- Directive -
Report each line of the data that has "must" somewhere in it.

- Source material -

====================

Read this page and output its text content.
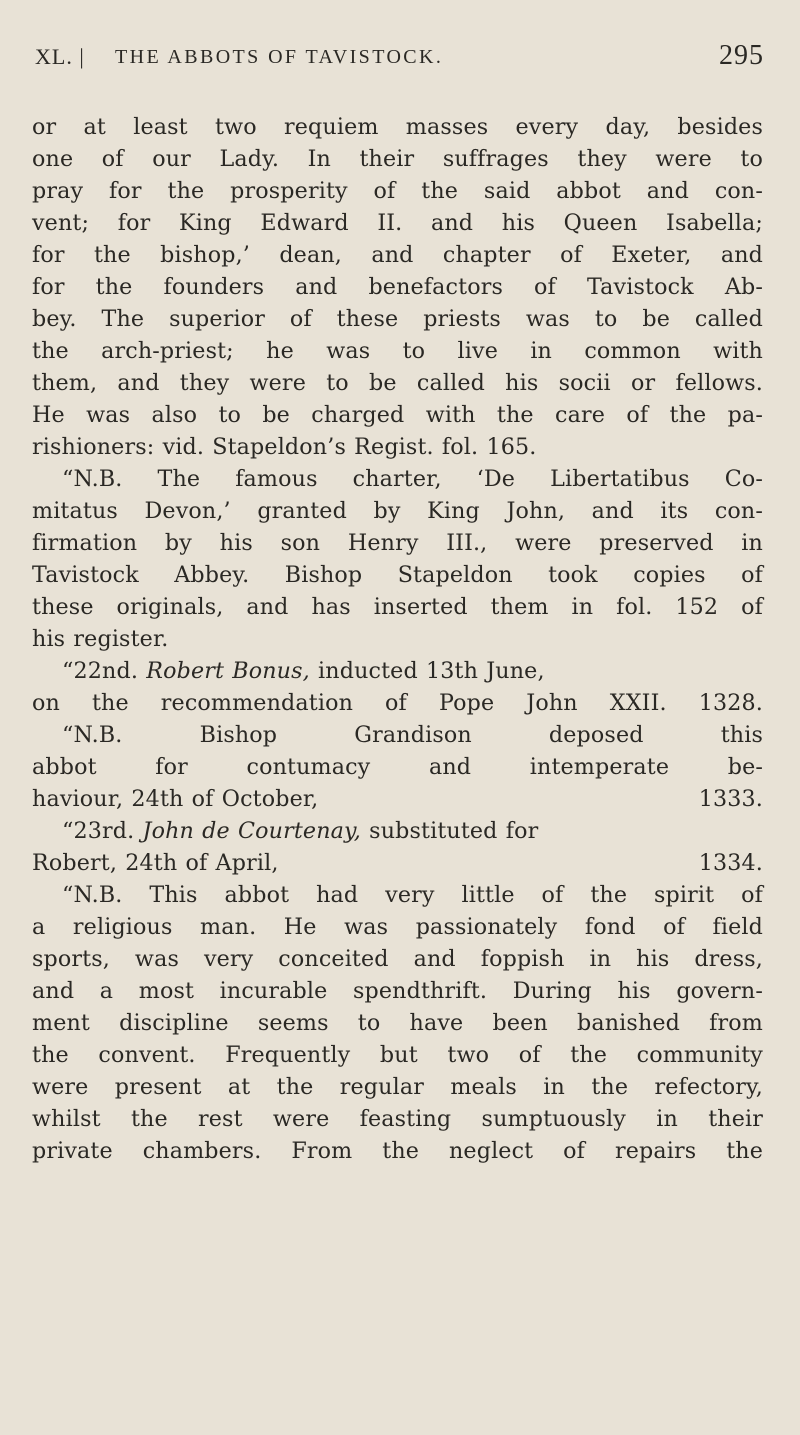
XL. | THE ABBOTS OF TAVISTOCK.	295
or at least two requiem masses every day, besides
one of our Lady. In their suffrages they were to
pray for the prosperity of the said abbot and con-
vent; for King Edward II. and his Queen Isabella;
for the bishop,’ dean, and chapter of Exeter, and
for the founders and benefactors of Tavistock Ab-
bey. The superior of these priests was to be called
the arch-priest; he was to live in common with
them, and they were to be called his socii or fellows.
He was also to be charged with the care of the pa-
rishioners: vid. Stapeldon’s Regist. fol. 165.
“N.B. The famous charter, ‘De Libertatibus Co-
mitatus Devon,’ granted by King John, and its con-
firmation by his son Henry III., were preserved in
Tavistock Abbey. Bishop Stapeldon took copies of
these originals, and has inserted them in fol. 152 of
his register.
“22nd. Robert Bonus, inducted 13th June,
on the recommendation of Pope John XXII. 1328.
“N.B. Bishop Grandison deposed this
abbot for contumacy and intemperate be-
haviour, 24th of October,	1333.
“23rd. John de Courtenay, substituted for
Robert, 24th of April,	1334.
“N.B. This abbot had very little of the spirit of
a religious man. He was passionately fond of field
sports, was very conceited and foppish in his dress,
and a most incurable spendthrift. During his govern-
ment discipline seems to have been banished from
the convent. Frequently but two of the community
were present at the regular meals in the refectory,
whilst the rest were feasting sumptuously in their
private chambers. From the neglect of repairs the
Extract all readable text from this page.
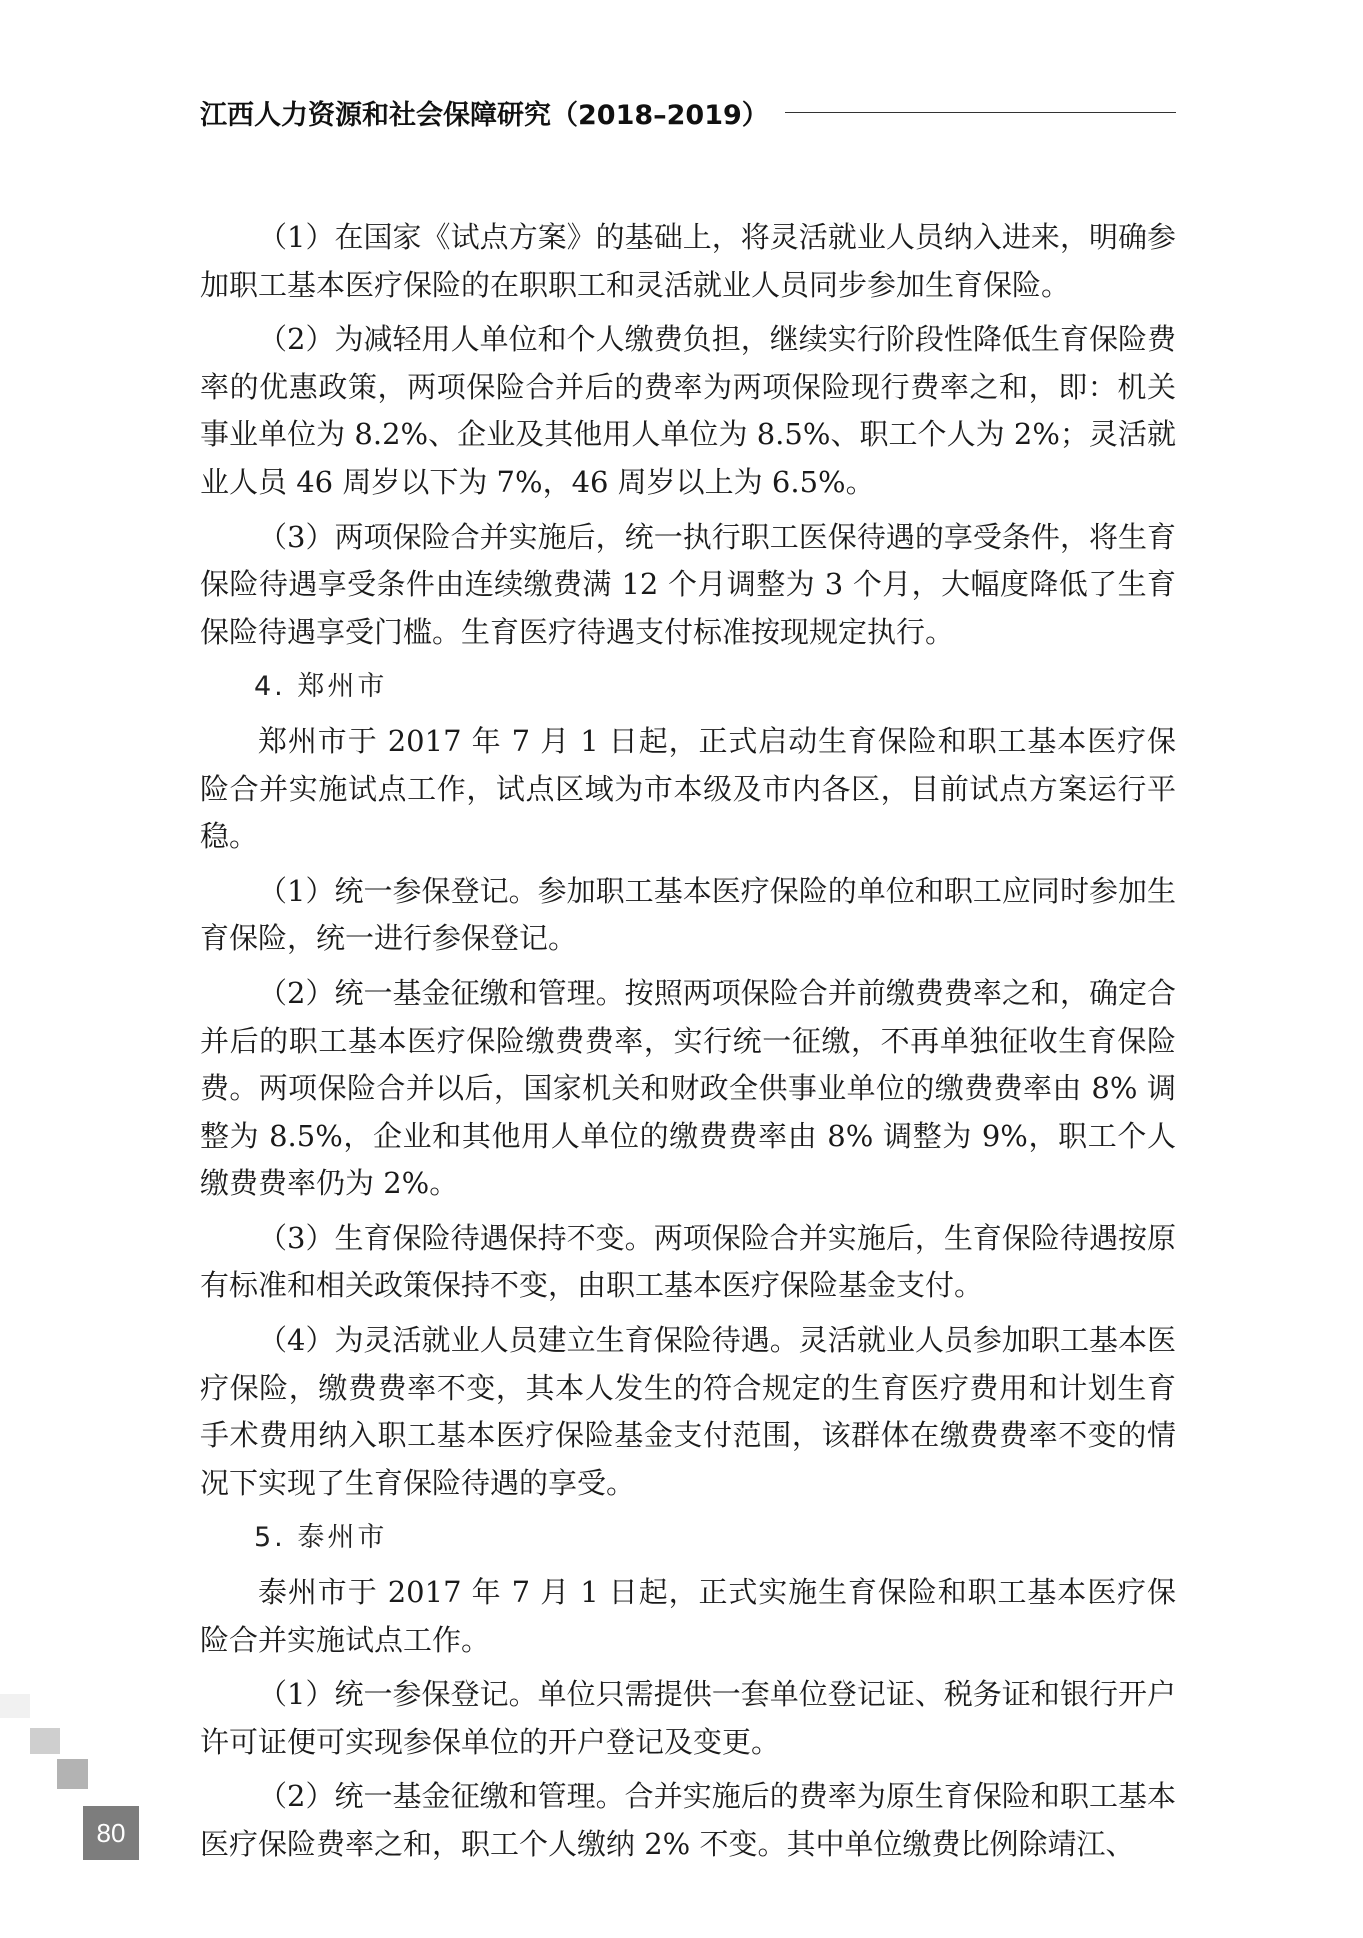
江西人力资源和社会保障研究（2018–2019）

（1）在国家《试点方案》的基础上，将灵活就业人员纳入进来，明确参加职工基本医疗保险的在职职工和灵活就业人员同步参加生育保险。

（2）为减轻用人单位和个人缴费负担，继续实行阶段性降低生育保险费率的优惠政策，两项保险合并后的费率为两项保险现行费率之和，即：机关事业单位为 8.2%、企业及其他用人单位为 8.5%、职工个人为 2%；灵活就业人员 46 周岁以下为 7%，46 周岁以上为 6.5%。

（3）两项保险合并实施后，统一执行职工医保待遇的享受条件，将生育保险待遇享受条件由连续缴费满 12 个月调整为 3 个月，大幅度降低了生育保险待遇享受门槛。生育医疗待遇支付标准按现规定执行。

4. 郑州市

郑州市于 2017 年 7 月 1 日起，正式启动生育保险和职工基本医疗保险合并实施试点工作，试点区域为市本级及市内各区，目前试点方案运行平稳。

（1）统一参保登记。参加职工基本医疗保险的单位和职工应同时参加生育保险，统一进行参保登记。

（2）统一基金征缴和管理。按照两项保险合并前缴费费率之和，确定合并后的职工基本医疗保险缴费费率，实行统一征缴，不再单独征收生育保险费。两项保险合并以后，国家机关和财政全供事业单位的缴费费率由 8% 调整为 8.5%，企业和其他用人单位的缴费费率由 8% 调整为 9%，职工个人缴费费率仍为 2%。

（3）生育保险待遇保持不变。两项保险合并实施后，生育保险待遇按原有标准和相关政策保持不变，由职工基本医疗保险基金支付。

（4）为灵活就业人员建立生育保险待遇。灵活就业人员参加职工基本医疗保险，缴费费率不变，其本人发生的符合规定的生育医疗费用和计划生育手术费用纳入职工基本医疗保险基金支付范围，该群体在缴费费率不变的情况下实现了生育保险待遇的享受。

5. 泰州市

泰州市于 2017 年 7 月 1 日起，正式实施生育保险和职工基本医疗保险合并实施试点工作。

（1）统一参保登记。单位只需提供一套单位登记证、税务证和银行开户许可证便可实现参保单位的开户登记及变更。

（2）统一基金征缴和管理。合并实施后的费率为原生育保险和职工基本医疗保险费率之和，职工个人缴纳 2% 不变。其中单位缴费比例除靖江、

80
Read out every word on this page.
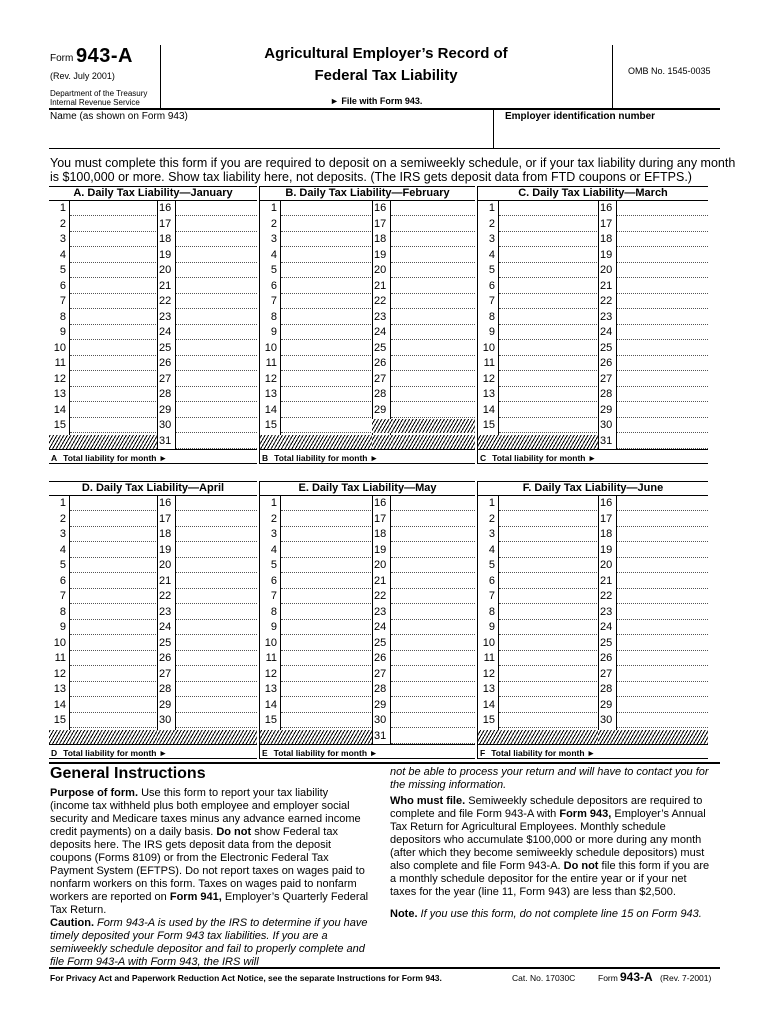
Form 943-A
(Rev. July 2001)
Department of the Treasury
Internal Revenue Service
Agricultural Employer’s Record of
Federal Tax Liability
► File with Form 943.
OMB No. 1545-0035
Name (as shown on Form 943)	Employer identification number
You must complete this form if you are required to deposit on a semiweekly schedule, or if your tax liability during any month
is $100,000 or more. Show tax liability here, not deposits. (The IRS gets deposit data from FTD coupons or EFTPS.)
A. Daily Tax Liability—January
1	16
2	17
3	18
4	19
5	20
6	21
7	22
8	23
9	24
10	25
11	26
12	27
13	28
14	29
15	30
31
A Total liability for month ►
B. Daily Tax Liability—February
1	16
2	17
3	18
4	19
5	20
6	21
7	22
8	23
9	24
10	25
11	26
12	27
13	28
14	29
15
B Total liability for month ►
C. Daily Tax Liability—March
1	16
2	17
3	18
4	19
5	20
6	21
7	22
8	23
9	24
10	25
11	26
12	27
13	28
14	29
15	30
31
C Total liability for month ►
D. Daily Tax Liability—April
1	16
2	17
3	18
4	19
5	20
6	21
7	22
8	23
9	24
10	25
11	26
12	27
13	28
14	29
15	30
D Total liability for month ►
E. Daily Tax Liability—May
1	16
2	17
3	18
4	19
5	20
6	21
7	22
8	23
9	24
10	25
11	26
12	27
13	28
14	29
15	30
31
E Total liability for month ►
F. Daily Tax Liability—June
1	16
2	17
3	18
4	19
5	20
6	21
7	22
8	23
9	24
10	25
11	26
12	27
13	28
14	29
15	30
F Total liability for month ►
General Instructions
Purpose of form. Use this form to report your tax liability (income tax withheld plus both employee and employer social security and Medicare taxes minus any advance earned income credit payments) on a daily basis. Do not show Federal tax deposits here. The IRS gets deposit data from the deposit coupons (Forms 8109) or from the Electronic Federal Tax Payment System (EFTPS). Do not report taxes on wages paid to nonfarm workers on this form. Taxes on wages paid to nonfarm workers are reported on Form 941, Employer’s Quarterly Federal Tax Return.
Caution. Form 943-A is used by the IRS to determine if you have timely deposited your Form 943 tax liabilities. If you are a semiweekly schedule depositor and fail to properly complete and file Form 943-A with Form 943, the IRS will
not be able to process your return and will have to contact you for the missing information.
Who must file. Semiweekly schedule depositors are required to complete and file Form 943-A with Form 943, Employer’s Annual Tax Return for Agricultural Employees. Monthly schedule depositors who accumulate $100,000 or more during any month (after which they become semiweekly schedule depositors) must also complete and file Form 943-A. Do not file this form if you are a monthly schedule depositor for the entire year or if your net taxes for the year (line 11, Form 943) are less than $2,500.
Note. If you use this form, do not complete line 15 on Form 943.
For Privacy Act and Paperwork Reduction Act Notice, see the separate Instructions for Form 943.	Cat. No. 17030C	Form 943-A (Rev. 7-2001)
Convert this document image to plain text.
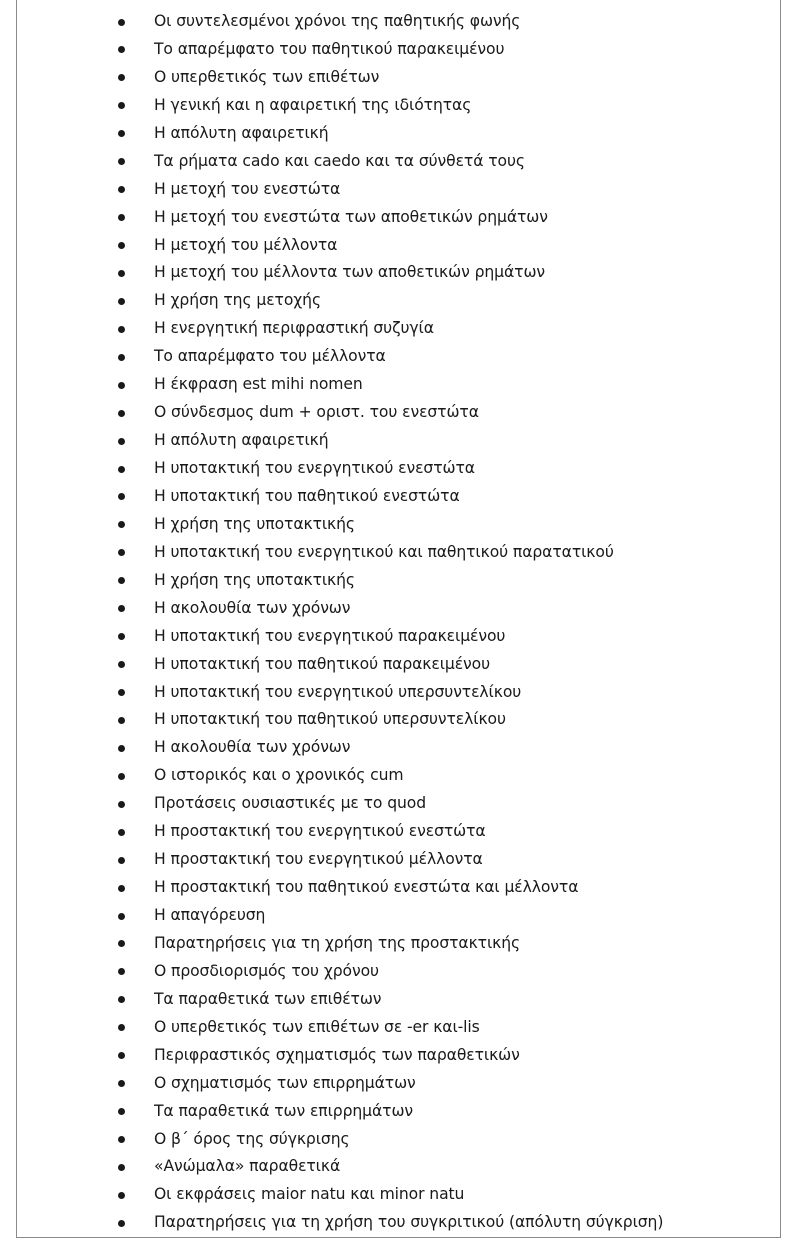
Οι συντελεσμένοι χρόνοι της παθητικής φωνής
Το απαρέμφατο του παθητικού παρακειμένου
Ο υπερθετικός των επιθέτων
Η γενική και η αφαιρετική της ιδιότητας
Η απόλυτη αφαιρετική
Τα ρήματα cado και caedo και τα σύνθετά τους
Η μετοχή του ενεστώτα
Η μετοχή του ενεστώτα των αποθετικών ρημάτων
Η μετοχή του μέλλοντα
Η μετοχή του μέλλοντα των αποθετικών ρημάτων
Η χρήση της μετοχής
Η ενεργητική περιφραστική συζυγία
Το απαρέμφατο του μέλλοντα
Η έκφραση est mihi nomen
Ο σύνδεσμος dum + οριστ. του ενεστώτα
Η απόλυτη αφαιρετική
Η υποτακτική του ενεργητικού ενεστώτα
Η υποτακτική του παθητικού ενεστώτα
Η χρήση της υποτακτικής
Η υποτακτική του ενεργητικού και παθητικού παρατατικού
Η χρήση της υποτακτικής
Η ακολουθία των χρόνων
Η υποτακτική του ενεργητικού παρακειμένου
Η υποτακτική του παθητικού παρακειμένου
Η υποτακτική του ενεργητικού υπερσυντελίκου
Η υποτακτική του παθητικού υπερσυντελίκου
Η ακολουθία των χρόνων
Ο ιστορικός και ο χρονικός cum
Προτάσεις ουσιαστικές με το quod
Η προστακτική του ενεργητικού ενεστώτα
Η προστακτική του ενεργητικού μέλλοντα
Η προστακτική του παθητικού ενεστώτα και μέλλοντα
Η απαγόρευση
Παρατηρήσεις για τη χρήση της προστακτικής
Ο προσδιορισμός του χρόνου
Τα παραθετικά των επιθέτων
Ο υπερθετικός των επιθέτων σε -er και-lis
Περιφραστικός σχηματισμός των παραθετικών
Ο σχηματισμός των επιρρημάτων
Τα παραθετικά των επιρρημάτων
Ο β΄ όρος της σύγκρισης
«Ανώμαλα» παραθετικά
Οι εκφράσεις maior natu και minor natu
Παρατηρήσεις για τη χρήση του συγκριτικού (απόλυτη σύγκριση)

====================

- Response to this exercise -
You must complete this form if you are required to deposit on a semiweekly schedule, or if your tax liability during any month
Who must file. Semiweekly schedule depositors are required to complete and file Form 943-A with Form 943, Employer’s Annual Tax Return for Agricultural Employees. Monthly schedule depositors who accumulate $100,000 or more during any month (after which they become semiweekly schedule depositors) must also complete and file Form 943-A. Do not file this form if you are a monthly schedule depositor for the entire year or if your net taxes for the year (line 11, Form 943) are less than $2,500.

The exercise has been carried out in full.